Copy the listing below in full and skip every picture.

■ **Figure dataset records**
+ + +
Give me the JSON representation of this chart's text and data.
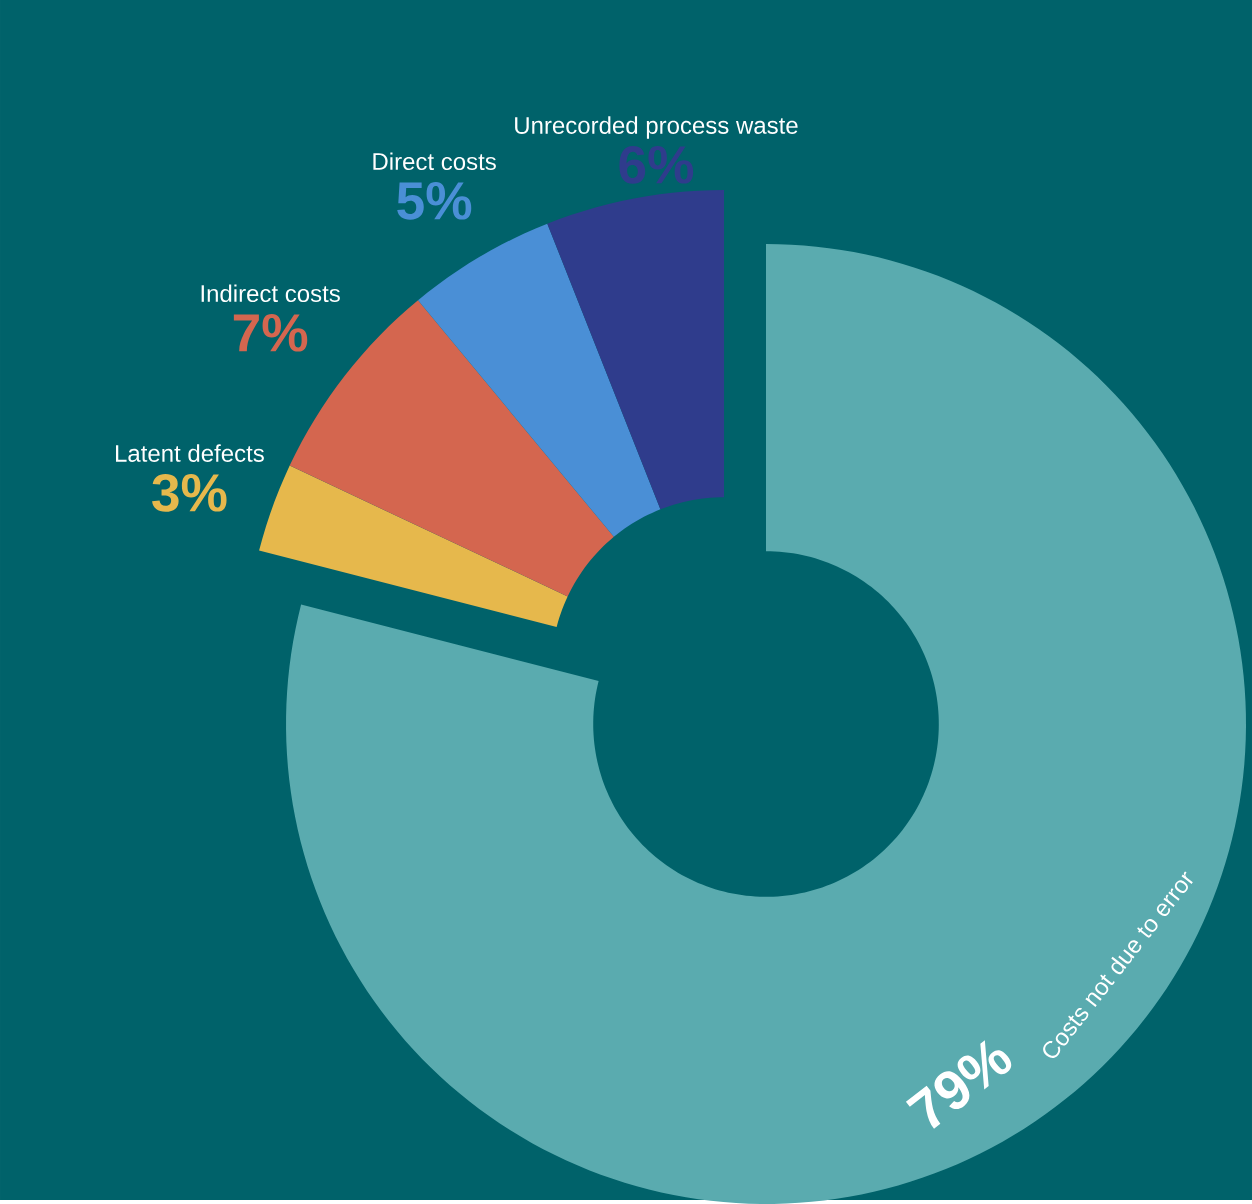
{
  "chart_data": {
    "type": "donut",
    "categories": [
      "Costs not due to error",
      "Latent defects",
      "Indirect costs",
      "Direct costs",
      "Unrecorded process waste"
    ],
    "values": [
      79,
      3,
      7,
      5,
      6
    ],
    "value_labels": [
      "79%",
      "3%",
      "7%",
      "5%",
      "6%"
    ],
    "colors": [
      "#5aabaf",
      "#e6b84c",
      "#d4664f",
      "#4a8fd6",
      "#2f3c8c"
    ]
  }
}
+ + +
■ **Output of the exercise**
Give me the JSON representation of this chart's text and data.
{
  "chart_data": {
    "type": "donut",
    "categories": [
      "Costs not due to error",
      "Latent defects",
      "Indirect costs",
      "Direct costs",
      "Unrecorded process waste"
    ],
    "values": [
      79,
      3,
      7,
      5,
      6
    ],
    "value_labels": [
      "79%",
      "3%",
      "7%",
      "5%",
      "6%"
    ],
    "colors": [
      "#5aabaf",
      "#e6b84c",
      "#d4664f",
      "#4a8fd6",
      "#2f3c8c"
    ]
  }
}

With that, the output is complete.